Problem to solve: Examine the records and identify each line that includes the string "headlamps". Copy those lines.

Input records:
※

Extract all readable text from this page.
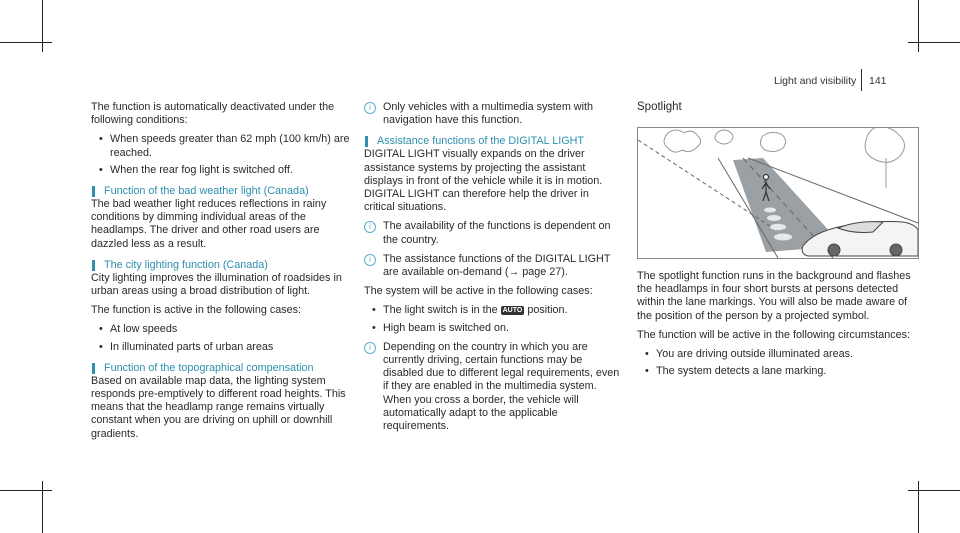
Light and visibility 141

The function is automatically deactivated under the following conditions:

• When speeds greater than 62 mph (100 km/h) are reached.
• When the rear fog light is switched off.
Function of the bad weather light (Canada)

The bad weather light reduces reflections in rainy conditions by dimming individual areas of the headlamps. The driver and other road users are dazzled less as a result.

The city lighting function (Canada)

City lighting improves the illumination of roadsides in urban areas using a broad distribution of light.

The function is active in the following cases:

• At low speeds
• In illuminated parts of urban areas
Function of the topographical compensation

Based on available map data, the lighting system responds pre-emptively to different road heights. This means that the headlamp range remains virtually constant when you are driving on uphill or downhill gradients.

i	Only vehicles with a multimedia system with navigation have this function.
Assistance functions of the DIGITAL LIGHT

DIGITAL LIGHT visually expands on the driver assistance systems by projecting the assistant displays in front of the vehicle while it is in motion. DIGITAL LIGHT can therefore help the driver in critical situations.

i	The availability of the functions is dependent on the country.
i	The assistance functions of the DIGITAL LIGHT are available on-demand (→ page 27).

The system will be active in the following cases:

• The light switch is in the AUTO position.
• High beam is switched on.
i	Depending on the country in which you are currently driving, certain functions may be disabled due to different legal requirements, even if they are enabled in the multimedia system. When you cross a border, the vehicle will automatically adapt to the applicable requirements.
Spotlight

The spotlight function runs in the background and flashes the headlamps in four short bursts at persons detected within the lane markings. You will also be made aware of the position of the person by a projected symbol.

The function will be active in the following circumstances:

• You are driving outside illuminated areas.
• The system detects a lane marking.
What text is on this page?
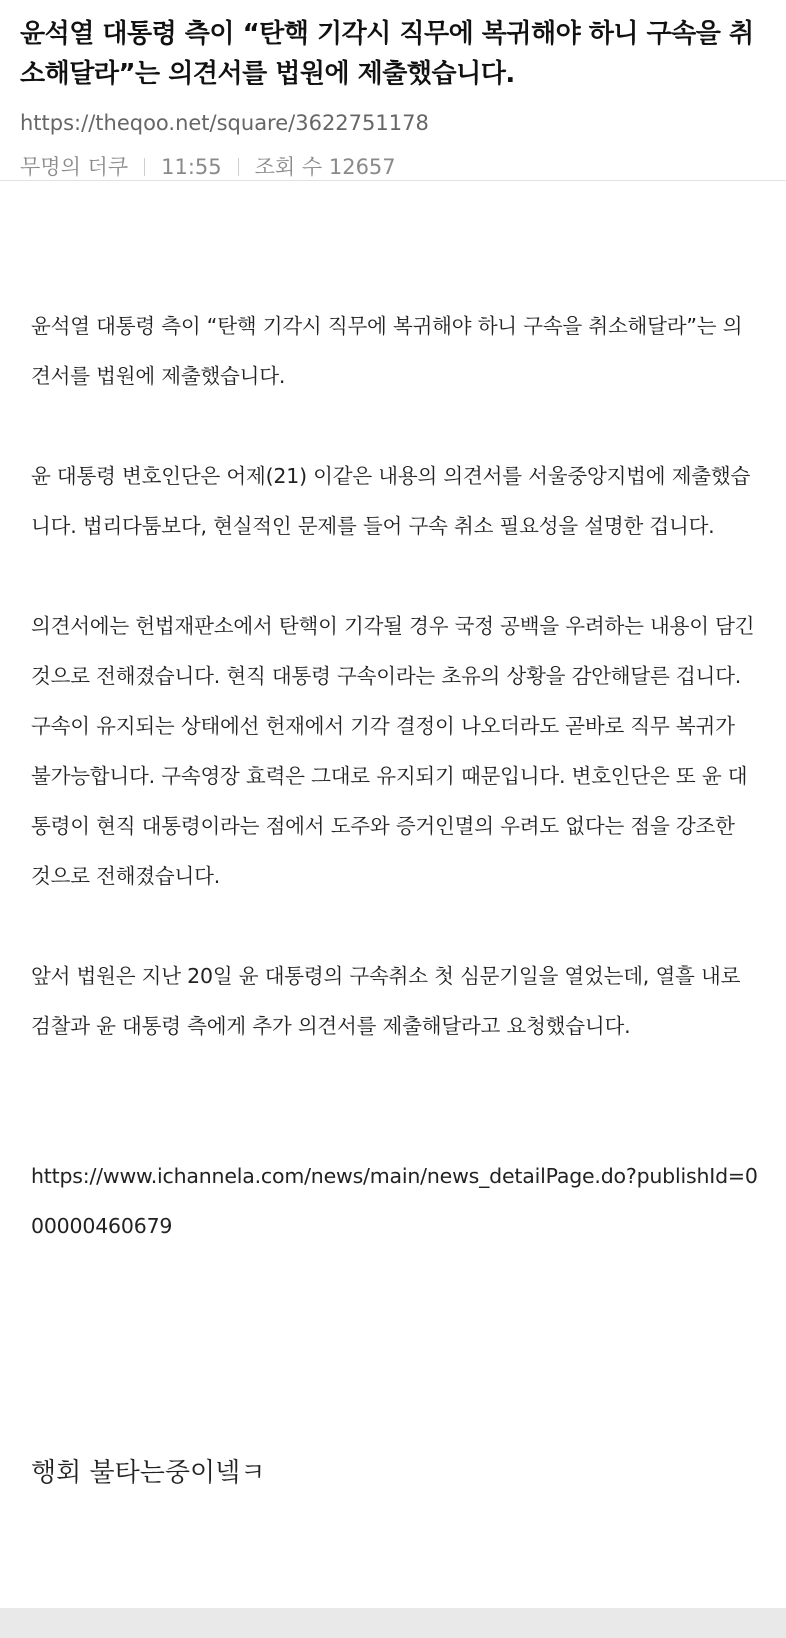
윤석열 대통령 측이 “탄핵 기각시 직무에 복귀해야 하니 구속을 취소해달라”는 의견서를 법원에 제출했습니다.
https://theqoo.net/square/3622751178
무명의 더쿠 11:55 조회 수 12657

윤석열 대통령 측이 “탄핵 기각시 직무에 복귀해야 하니 구속을 취소해달라”는 의견서를 법원에 제출했습니다.

윤 대통령 변호인단은 어제(21) 이같은 내용의 의견서를 서울중앙지법에 제출했습니다. 법리다툼보다, 현실적인 문제를 들어 구속 취소 필요성을 설명한 겁니다.

의견서에는 헌법재판소에서 탄핵이 기각될 경우 국정 공백을 우려하는 내용이 담긴 것으로 전해졌습니다. 현직 대통령 구속이라는 초유의 상황을 감안해달른 겁니다. 구속이 유지되는 상태에선 헌재에서 기각 결정이 나오더라도 곧바로 직무 복귀가 불가능합니다. 구속영장 효력은 그대로 유지되기 때문입니다. 변호인단은 또 윤 대통령이 현직 대통령이라는 점에서 도주와 증거인멸의 우려도 없다는 점을 강조한 것으로 전해졌습니다.

앞서 법원은 지난 20일 윤 대통령의 구속취소 첫 심문기일을 열었는데, 열흘 내로 검찰과 윤 대통령 측에게 추가 의견서를 제출해달라고 요청했습니다.

https://www.ichannela.com/news/main/news_detailPage.do?publishId=000000460679

행회 불타는중이넼ㅋ
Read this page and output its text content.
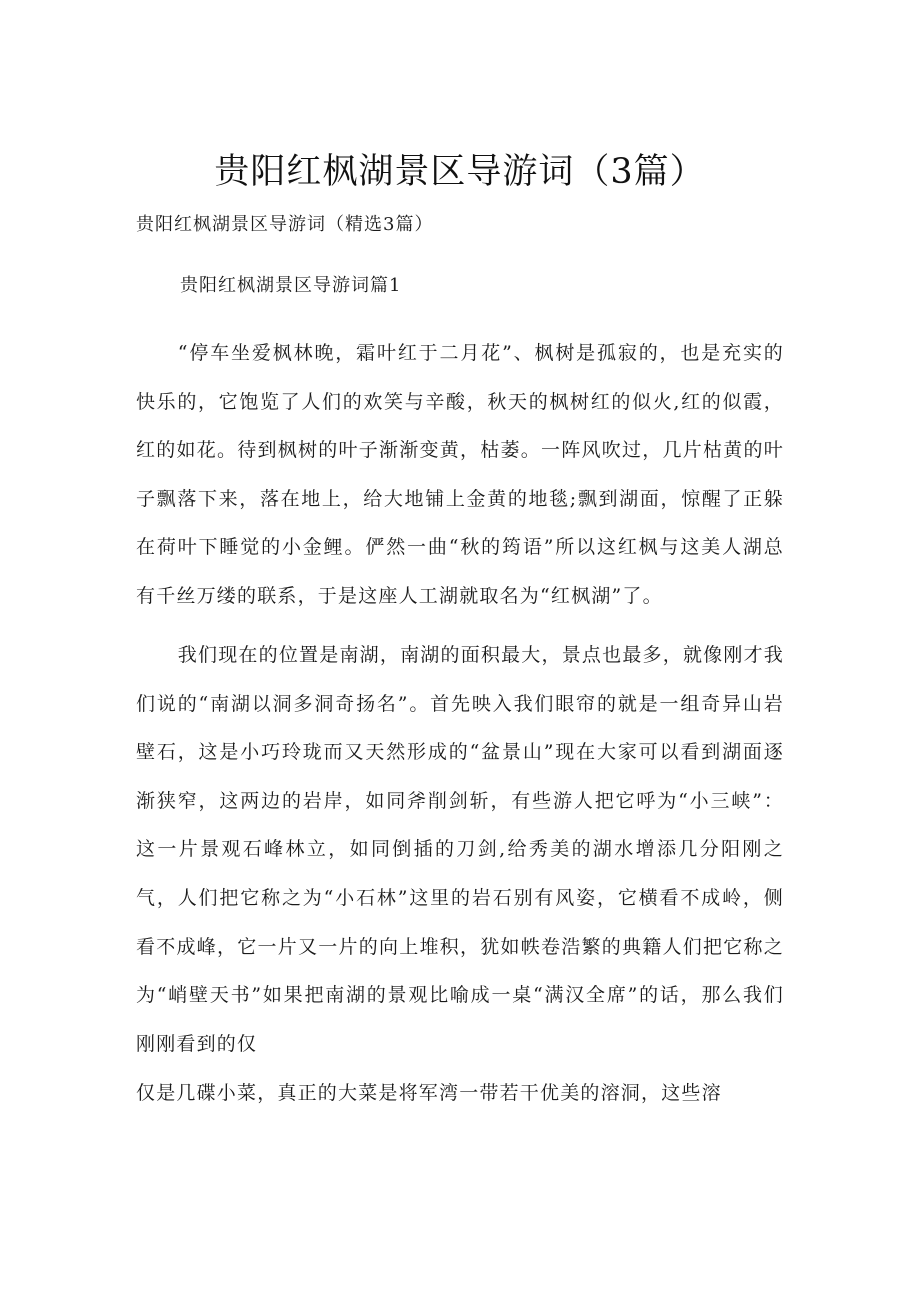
贵阳红枫湖景区导游词（3篇）
贵阳红枫湖景区导游词（精选3篇）
贵阳红枫湖景区导游词篇1
“停车坐爱枫林晚，霜叶红于二月花”、枫树是孤寂的，也是充实的快乐的，它饱览了人们的欢笑与辛酸，秋天的枫树红的似火,红的似霞，红的如花。待到枫树的叶子渐渐变黄，枯萎。一阵风吹过，几片枯黄的叶子飘落下来，落在地上，给大地铺上金黄的地毯;飘到湖面，惊醒了正躲在荷叶下睡觉的小金鲤。俨然一曲“秋的筠语”所以这红枫与这美人湖总有千丝万缕的联系，于是这座人工湖就取名为“红枫湖”了。
我们现在的位置是南湖，南湖的面积最大，景点也最多，就像刚才我们说的“南湖以洞多洞奇扬名”。首先映入我们眼帘的就是一组奇异山岩壁石，这是小巧玲珑而又天然形成的“盆景山”现在大家可以看到湖面逐渐狭窄，这两边的岩岸，如同斧削剑斩，有些游人把它呼为“小三峡”：这一片景观石峰林立，如同倒插的刀剑,给秀美的湖水增添几分阳刚之气，人们把它称之为“小石林”这里的岩石别有风姿，它横看不成岭，侧看不成峰，它一片又一片的向上堆积，犹如帙卷浩繁的典籍人们把它称之为“峭壁天书”如果把南湖的景观比喻成一桌“满汉全席”的话，那么我们刚刚看到的仅
仅是几碟小菜，真正的大菜是将军湾一带若干优美的溶洞，这些溶
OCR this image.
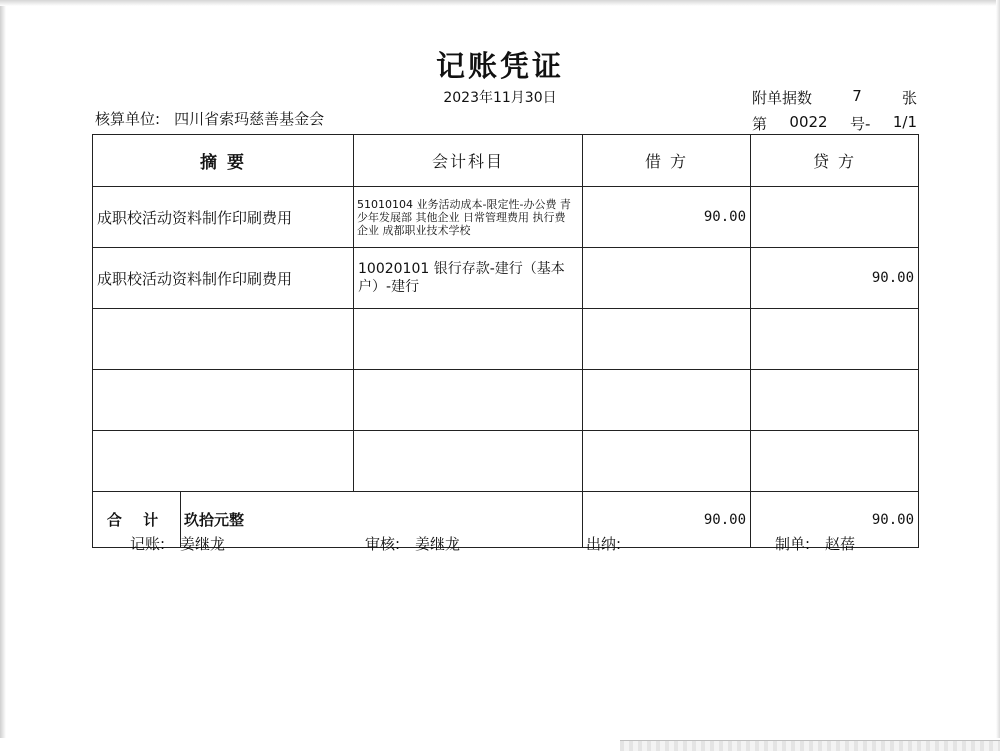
记账凭证
2023年11月30日	附单据数	7	张
核算单位: 四川省索玛慈善基金会	第 0022 号- 1/1
摘 要		会计科目	借 方	贷 方
成职校活动资料制作印刷费用		51010104 业务活动成本-限定性-办公费 青少年发展部 其他企业 日常管理费用 执行费 企业 成都职业技术学校	90.00	
成职校活动资料制作印刷费用		10020101 银行存款-建行（基本户）-建行		90.00

合 计	玖拾元整		90.00	90.00
记账:　姜继龙	审核:　姜继龙	出纳:	制单:　赵蓓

※

Exercise answer:
The bad weather light reduces reflections in rainy conditions by dimming individual areas of the headlamps. The driver and other road users are dazzled less as a result.
The spotlight function runs in the background and flashes the headlamps in four short bursts at persons detected within the lane markings. You will also be made aware of the position of the person by a projected symbol.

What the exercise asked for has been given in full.